_Stored data entries_
^^^^^^^^^^^^^^^^
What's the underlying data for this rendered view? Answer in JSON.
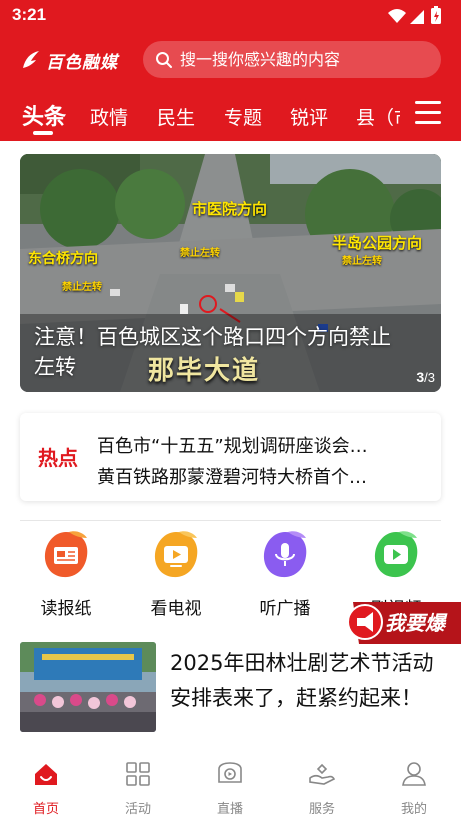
{
  "status": {
    "time": "3:21"
  },
  "header": {
    "logo_text": "百色融媒",
    "search_placeholder": "搜一搜你感兴趣的内容",
    "tabs": [
      {
        "label": "头条",
        "active": true
      },
      {
        "label": "政情"
      },
      {
        "label": "民生"
      },
      {
        "label": "专题"
      },
      {
        "label": "锐评"
      },
      {
        "label": "县（市"
      }
    ],
    "menu_icon": "hamburger-menu-icon",
    "brand_color": "#e0191f"
  },
  "banner": {
    "caption": "注意！百色城区这个路口四个方向禁止左转",
    "labels": {
      "hospital": "市医院方向",
      "bridge": "东合桥方向",
      "park": "半岛公园方向",
      "no_left_1": "禁止左转",
      "no_left_2": "禁止左转",
      "no_left_3": "禁止左转",
      "road": "那毕大道"
    },
    "page_current": "3",
    "page_total": "/3"
  },
  "hot": {
    "label": "热点",
    "items": [
      "百色市“十五五”规划调研座谈会…",
      "黄百铁路那蒙澄碧河特大桥首个…"
    ]
  },
  "services": [
    {
      "label": "读报纸",
      "icon": "newspaper-icon",
      "color": "#f05a2a"
    },
    {
      "label": "看电视",
      "icon": "tv-icon",
      "color": "#f5a623"
    },
    {
      "label": "听广播",
      "icon": "radio-icon",
      "color": "#8a5cf0"
    },
    {
      "label": "刷视频",
      "icon": "video-icon",
      "color": "#3cc44e"
    }
  ],
  "report_button": {
    "label": "我要爆",
    "icon": "megaphone-icon"
  },
  "news": [
    {
      "title": "2025年田林壮剧艺术节活动安排表来了，赶紧约起来！"
    }
  ],
  "bottom_nav": [
    {
      "label": "首页",
      "icon": "home-icon",
      "active": true
    },
    {
      "label": "活动",
      "icon": "grid-icon"
    },
    {
      "label": "直播",
      "icon": "live-icon"
    },
    {
      "label": "服务",
      "icon": "service-hand-icon"
    },
    {
      "label": "我的",
      "icon": "profile-icon"
    }
  ]
}
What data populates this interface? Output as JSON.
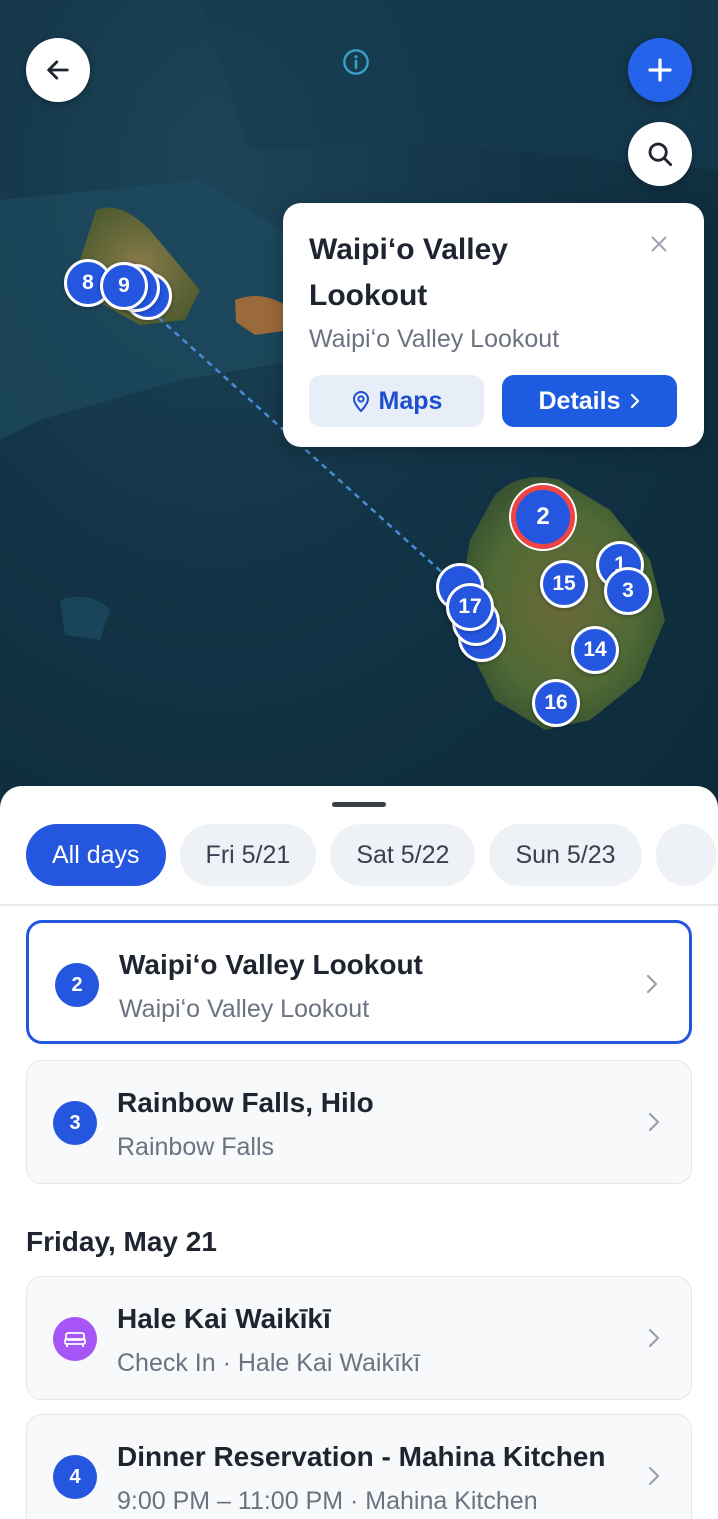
^^^^^^^^^^^^^^^^
_WHAT YOU SHOULD DO_
Only a number is wanted: how many lines contain the word "JSON"?

_RESPONSE TO THIS EXERCISE_
2